Any certificate signed by any officer of any Selling Stockholder and delivered to the Representative or counsel for the Underwriters in connection with the offering of the Securities shall be deemed a representation and warranty by such Selling Stockholder, as to matters covered thereby, to each Underwriter.

(c)           Advent International Corporation represents and warrants to each Underwriter as of the date hereof, the Applicable Time referred to in Section 1(a)(i) hereof, at the Closing Time referred to in Section 2(c) hereof and as of each Date of Delivery (if any) referred to in Section 2(b) hereof, and agrees with each Underwriter, that it has no reason to believe that the representations and warranties of the Company contained in this Section 1 are not true and correct, is familiar with the Registration Statement and has no knowledge of any fact, condition or information not disclosed in the General Disclosure Package or the Prospectus or any supplement thereto which has materially and adversely affected or may materially and adversely affect the business of the Company or any of its subsidiaries.

SECTION 2.           Sale and Delivery to Underwriters; Closing.

(a)           Initial Securities.  On the basis of the representations and warranties herein contained and subject to the terms and conditions herein set forth, the Selling Stockholders, severally and not jointly, agree to sell to each Underwriter, severally and not jointly, and each Underwriter, severally and not jointly, agrees to purchase from each Selling Stockholder, at the price per share of [$          ] (the “purchase price per share”), that proportion of the number of Initial Securities set forth in Schedule B opposite the name of such Selling Stockholder, which the number of Initial Securities set forth in Schedule A opposite the name of such Underwriter, plus any additional number of Initial Securities which such Underwriter may become obligated to purchase pursuant to the provisions of Section 9 hereof, bears to the total number of Initial Securities, subject, in each case, to such adjustments among the Underwriters as the Representative in its sole discretion shall make to eliminate any sales or purchases of fractional securities.

- - - - -

What the task requires: Reproduce the stretch of the underwriting provisions above from "Any certificate signed" through "to each Underwriter.", substituting "director" for "officer".

A block of data
- - - - -

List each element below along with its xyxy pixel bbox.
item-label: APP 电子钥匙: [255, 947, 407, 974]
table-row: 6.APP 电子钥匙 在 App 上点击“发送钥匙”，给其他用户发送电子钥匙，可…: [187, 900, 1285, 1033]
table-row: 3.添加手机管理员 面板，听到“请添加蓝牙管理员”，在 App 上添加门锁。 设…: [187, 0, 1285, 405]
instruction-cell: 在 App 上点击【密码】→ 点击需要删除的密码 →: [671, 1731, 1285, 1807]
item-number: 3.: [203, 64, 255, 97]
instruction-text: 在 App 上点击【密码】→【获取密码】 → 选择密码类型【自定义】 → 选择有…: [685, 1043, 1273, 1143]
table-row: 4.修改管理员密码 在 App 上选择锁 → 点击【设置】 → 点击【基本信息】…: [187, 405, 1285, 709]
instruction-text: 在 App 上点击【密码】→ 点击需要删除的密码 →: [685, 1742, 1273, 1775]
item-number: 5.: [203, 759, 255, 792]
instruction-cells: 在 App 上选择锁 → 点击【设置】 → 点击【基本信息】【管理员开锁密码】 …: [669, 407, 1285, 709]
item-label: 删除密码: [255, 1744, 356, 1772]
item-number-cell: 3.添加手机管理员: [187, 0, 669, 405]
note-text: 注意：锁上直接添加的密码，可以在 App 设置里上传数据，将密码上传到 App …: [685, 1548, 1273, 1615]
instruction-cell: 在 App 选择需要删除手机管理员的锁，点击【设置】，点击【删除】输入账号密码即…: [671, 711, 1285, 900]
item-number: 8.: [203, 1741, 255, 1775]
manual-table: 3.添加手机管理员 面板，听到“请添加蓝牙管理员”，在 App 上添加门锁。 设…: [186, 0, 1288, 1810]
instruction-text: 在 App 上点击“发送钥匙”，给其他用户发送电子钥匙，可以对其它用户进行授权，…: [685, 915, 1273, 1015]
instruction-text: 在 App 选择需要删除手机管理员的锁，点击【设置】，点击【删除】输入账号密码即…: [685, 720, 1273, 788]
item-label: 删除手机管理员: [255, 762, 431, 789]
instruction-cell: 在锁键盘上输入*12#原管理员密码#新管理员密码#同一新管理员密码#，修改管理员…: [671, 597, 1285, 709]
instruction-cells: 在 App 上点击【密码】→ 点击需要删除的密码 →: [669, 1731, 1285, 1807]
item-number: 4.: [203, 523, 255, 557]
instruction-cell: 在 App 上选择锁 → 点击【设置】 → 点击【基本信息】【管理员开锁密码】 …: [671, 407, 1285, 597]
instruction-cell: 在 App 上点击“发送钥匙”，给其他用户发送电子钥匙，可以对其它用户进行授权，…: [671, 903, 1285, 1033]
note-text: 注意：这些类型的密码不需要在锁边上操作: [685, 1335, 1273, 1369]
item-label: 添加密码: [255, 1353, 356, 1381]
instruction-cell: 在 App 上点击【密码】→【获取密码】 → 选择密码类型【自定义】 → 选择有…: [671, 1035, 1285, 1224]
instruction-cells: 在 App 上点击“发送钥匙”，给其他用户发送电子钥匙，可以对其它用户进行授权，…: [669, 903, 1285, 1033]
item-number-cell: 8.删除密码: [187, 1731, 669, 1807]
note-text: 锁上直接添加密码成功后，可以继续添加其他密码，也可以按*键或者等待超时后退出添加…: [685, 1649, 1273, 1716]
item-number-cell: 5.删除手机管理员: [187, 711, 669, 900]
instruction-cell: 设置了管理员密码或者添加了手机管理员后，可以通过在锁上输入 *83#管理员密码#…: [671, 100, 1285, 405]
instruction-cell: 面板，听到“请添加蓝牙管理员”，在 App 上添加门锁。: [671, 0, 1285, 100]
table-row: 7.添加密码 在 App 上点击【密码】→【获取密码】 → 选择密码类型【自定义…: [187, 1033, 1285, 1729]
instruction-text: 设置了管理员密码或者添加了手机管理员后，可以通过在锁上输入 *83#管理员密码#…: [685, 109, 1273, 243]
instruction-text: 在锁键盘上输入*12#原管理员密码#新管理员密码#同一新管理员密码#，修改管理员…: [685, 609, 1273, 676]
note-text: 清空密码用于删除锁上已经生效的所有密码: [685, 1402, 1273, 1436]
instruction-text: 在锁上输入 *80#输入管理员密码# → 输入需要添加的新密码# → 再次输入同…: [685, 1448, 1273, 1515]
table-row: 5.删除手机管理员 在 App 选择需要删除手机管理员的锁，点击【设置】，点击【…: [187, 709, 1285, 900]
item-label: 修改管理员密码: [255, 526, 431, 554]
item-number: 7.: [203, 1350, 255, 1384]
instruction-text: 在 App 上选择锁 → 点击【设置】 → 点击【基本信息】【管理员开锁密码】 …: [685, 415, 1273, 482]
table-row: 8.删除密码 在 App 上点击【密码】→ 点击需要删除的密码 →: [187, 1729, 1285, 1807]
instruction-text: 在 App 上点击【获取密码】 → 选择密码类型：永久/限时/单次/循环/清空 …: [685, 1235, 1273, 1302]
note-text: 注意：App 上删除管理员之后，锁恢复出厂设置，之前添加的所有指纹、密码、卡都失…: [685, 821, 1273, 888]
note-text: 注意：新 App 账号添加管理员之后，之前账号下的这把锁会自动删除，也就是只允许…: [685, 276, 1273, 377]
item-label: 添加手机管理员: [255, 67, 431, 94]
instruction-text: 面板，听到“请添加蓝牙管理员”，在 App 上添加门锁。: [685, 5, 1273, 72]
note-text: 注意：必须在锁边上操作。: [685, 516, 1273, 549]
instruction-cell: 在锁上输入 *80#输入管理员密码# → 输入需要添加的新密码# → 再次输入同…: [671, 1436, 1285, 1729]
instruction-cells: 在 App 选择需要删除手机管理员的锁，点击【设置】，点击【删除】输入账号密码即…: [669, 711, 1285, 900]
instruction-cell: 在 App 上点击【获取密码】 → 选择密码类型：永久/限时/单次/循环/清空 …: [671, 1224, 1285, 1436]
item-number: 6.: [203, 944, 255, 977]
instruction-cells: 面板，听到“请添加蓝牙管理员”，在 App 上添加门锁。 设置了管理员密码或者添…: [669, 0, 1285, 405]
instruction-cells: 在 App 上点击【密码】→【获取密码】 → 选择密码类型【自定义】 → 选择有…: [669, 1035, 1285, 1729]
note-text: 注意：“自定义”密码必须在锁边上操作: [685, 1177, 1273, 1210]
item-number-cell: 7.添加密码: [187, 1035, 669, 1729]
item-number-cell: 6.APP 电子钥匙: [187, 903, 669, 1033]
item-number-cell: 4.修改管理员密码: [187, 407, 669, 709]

- - - - -

Completed task:
Any certificate signed by any director of any Selling Stockholder and delivered to the Representative or counsel for the Underwriters in connection with the offering of the Securities shall be deemed a representation and warranty by such Selling Stockholder, as to matters covered thereby, to each Underwriter.